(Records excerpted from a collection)
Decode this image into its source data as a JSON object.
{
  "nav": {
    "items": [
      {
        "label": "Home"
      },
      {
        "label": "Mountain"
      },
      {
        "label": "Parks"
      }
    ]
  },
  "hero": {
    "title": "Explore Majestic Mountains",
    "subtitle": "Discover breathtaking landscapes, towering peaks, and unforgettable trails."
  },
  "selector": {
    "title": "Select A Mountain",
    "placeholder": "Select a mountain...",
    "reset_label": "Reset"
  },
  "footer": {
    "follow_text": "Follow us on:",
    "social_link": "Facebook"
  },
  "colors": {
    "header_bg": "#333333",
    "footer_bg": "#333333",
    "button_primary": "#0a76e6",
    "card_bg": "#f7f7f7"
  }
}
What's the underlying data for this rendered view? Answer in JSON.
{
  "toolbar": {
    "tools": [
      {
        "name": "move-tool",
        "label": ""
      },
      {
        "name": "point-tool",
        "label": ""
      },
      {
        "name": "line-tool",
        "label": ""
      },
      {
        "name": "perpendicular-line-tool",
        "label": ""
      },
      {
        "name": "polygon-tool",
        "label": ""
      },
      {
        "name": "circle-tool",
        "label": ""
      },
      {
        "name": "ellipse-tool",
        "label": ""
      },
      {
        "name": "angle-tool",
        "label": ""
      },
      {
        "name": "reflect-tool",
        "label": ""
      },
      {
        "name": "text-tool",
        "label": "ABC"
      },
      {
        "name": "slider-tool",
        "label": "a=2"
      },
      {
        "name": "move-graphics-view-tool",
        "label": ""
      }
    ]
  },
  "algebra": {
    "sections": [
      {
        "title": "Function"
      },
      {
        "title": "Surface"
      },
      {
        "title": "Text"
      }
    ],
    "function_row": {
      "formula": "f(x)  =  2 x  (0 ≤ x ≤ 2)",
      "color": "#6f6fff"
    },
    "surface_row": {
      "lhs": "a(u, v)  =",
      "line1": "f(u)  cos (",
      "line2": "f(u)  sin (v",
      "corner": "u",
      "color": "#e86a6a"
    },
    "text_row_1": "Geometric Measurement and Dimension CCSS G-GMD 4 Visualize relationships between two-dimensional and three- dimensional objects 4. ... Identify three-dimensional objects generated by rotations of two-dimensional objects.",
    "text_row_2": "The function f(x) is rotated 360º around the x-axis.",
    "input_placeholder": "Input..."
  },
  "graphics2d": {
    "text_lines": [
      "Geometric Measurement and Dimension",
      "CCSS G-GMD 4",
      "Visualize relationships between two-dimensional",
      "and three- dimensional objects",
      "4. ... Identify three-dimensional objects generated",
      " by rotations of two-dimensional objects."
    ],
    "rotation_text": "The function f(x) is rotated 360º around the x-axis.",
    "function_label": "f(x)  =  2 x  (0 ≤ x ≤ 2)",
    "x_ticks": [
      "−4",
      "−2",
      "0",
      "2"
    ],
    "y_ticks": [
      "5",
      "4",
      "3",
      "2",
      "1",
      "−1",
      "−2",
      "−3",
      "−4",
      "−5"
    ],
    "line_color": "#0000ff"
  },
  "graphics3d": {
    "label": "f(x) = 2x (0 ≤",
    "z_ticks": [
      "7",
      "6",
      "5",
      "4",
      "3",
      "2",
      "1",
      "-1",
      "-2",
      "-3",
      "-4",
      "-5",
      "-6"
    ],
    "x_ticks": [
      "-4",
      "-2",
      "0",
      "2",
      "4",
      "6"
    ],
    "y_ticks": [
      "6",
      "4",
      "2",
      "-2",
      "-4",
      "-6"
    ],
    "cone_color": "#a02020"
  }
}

• Exercise aim:
Please quote every record above exactly as it appears.

• Written solution:
Decode this image into its source data as a JSON object.
{
  "nav": {
    "items": [
      {
        "label": "Home"
      },
      {
        "label": "Mountain"
      },
      {
        "label": "Parks"
      }
    ]
  },
  "hero": {
    "title": "Explore Majestic Mountains",
    "subtitle": "Discover breathtaking landscapes, towering peaks, and unforgettable trails."
  },
  "selector": {
    "title": "Select A Mountain",
    "placeholder": "Select a mountain...",
    "reset_label": "Reset"
  },
  "footer": {
    "follow_text": "Follow us on:",
    "social_link": "Facebook"
  },
  "colors": {
    "header_bg": "#333333",
    "footer_bg": "#333333",
    "button_primary": "#0a76e6",
    "card_bg": "#f7f7f7"
  }
}
What's the underlying data for this rendered view? Answer in JSON.
{
  "toolbar": {
    "tools": [
      {
        "name": "move-tool",
        "label": ""
      },
      {
        "name": "point-tool",
        "label": ""
      },
      {
        "name": "line-tool",
        "label": ""
      },
      {
        "name": "perpendicular-line-tool",
        "label": ""
      },
      {
        "name": "polygon-tool",
        "label": ""
      },
      {
        "name": "circle-tool",
        "label": ""
      },
      {
        "name": "ellipse-tool",
        "label": ""
      },
      {
        "name": "angle-tool",
        "label": ""
      },
      {
        "name": "reflect-tool",
        "label": ""
      },
      {
        "name": "text-tool",
        "label": "ABC"
      },
      {
        "name": "slider-tool",
        "label": "a=2"
      },
      {
        "name": "move-graphics-view-tool",
        "label": ""
      }
    ]
  },
  "algebra": {
    "sections": [
      {
        "title": "Function"
      },
      {
        "title": "Surface"
      },
      {
        "title": "Text"
      }
    ],
    "function_row": {
      "formula": "f(x)  =  2 x  (0 ≤ x ≤ 2)",
      "color": "#6f6fff"
    },
    "surface_row": {
      "lhs": "a(u, v)  =",
      "line1": "f(u)  cos (",
      "line2": "f(u)  sin (v",
      "corner": "u",
      "color": "#e86a6a"
    },
    "text_row_1": "Geometric Measurement and Dimension CCSS G-GMD 4 Visualize relationships between two-dimensional and three- dimensional objects 4. ... Identify three-dimensional objects generated by rotations of two-dimensional objects.",
    "text_row_2": "The function f(x) is rotated 360º around the x-axis.",
    "input_placeholder": "Input..."
  },
  "graphics2d": {
    "text_lines": [
      "Geometric Measurement and Dimension",
      "CCSS G-GMD 4",
      "Visualize relationships between two-dimensional",
      "and three- dimensional objects",
      "4. ... Identify three-dimensional objects generated",
      " by rotations of two-dimensional objects."
    ],
    "rotation_text": "The function f(x) is rotated 360º around the x-axis.",
    "function_label": "f(x)  =  2 x  (0 ≤ x ≤ 2)",
    "x_ticks": [
      "−4",
      "−2",
      "0",
      "2"
    ],
    "y_ticks": [
      "5",
      "4",
      "3",
      "2",
      "1",
      "−1",
      "−2",
      "−3",
      "−4",
      "−5"
    ],
    "line_color": "#0000ff"
  },
  "graphics3d": {
    "label": "f(x) = 2x (0 ≤",
    "z_ticks": [
      "7",
      "6",
      "5",
      "4",
      "3",
      "2",
      "1",
      "-1",
      "-2",
      "-3",
      "-4",
      "-5",
      "-6"
    ],
    "x_ticks": [
      "-4",
      "-2",
      "0",
      "2",
      "4",
      "6"
    ],
    "y_ticks": [
      "6",
      "4",
      "2",
      "-2",
      "-4",
      "-6"
    ],
    "cone_color": "#a02020"
  }
}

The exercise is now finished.